_Short exercise_
Without including any images, repeat the data exactly.

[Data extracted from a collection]
+ + + +

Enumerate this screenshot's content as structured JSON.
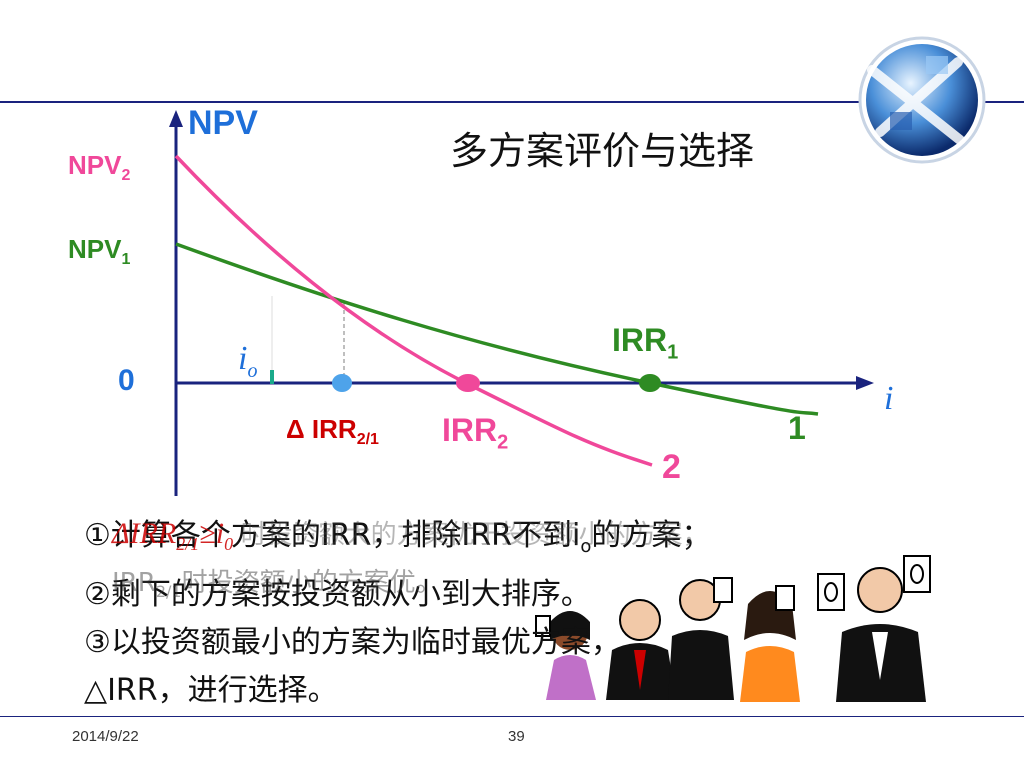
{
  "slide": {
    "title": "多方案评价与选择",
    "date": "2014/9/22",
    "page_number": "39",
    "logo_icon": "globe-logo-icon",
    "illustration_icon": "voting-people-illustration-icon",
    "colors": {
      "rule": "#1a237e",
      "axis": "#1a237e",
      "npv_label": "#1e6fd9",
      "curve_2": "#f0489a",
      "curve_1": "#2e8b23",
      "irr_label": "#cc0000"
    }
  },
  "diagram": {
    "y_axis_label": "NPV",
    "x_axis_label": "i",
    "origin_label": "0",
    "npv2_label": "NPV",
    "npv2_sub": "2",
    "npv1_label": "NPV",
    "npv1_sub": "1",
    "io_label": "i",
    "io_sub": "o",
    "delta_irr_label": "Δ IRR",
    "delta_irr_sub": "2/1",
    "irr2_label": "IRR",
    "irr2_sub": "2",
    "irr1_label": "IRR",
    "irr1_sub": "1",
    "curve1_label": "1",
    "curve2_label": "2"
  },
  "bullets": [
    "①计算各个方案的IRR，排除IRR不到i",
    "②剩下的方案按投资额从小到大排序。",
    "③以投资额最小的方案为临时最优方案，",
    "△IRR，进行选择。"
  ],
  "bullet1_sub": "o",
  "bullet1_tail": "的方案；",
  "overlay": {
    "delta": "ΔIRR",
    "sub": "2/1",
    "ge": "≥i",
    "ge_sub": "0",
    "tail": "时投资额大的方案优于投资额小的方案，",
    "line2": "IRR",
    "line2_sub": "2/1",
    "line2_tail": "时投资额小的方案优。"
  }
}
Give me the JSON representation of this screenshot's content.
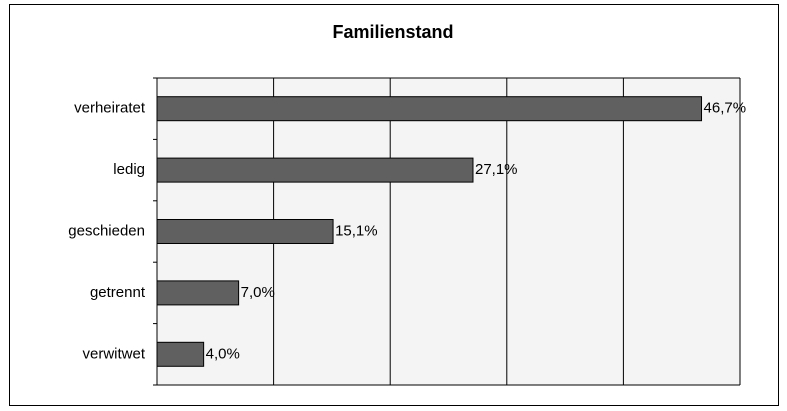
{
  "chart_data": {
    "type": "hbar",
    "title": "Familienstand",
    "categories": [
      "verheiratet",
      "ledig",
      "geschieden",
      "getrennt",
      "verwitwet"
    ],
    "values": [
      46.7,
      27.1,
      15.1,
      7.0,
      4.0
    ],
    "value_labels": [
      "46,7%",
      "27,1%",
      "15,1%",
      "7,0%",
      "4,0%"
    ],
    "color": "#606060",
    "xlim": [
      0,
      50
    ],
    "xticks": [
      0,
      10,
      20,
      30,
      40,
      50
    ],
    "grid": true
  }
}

+ + + +

_Completed task_
Enumerate this screenshot's content as structured JSON.
{
  "slide": {
    "title": "多方案评价与选择",
    "date": "2014/9/22",
    "page_number": "39",
    "logo_icon": "globe-logo-icon",
    "illustration_icon": "voting-people-illustration-icon",
    "colors": {
      "rule": "#1a237e",
      "axis": "#1a237e",
      "npv_label": "#1e6fd9",
      "curve_2": "#f0489a",
      "curve_1": "#2e8b23",
      "irr_label": "#cc0000"
    }
  },
  "diagram": {
    "y_axis_label": "NPV",
    "x_axis_label": "i",
    "origin_label": "0",
    "npv2_label": "NPV",
    "npv2_sub": "2",
    "npv1_label": "NPV",
    "npv1_sub": "1",
    "io_label": "i",
    "io_sub": "o",
    "delta_irr_label": "Δ IRR",
    "delta_irr_sub": "2/1",
    "irr2_label": "IRR",
    "irr2_sub": "2",
    "irr1_label": "IRR",
    "irr1_sub": "1",
    "curve1_label": "1",
    "curve2_label": "2"
  },
  "bullets": [
    "①计算各个方案的IRR，排除IRR不到i",
    "②剩下的方案按投资额从小到大排序。",
    "③以投资额最小的方案为临时最优方案，",
    "△IRR，进行选择。"
  ],
  "bullet1_sub": "o",
  "bullet1_tail": "的方案；",
  "overlay": {
    "delta": "ΔIRR",
    "sub": "2/1",
    "ge": "≥i",
    "ge_sub": "0",
    "tail": "时投资额大的方案优于投资额小的方案，",
    "line2": "IRR",
    "line2_sub": "2/1",
    "line2_tail": "时投资额小的方案优。"
  }
}
Give me the JSON representation of this screenshot's content.
{
  "chart_data": {
    "type": "hbar",
    "title": "Familienstand",
    "categories": [
      "verheiratet",
      "ledig",
      "geschieden",
      "getrennt",
      "verwitwet"
    ],
    "values": [
      46.7,
      27.1,
      15.1,
      7.0,
      4.0
    ],
    "value_labels": [
      "46,7%",
      "27,1%",
      "15,1%",
      "7,0%",
      "4,0%"
    ],
    "color": "#606060",
    "xlim": [
      0,
      50
    ],
    "xticks": [
      0,
      10,
      20,
      30,
      40,
      50
    ],
    "grid": true
  }
}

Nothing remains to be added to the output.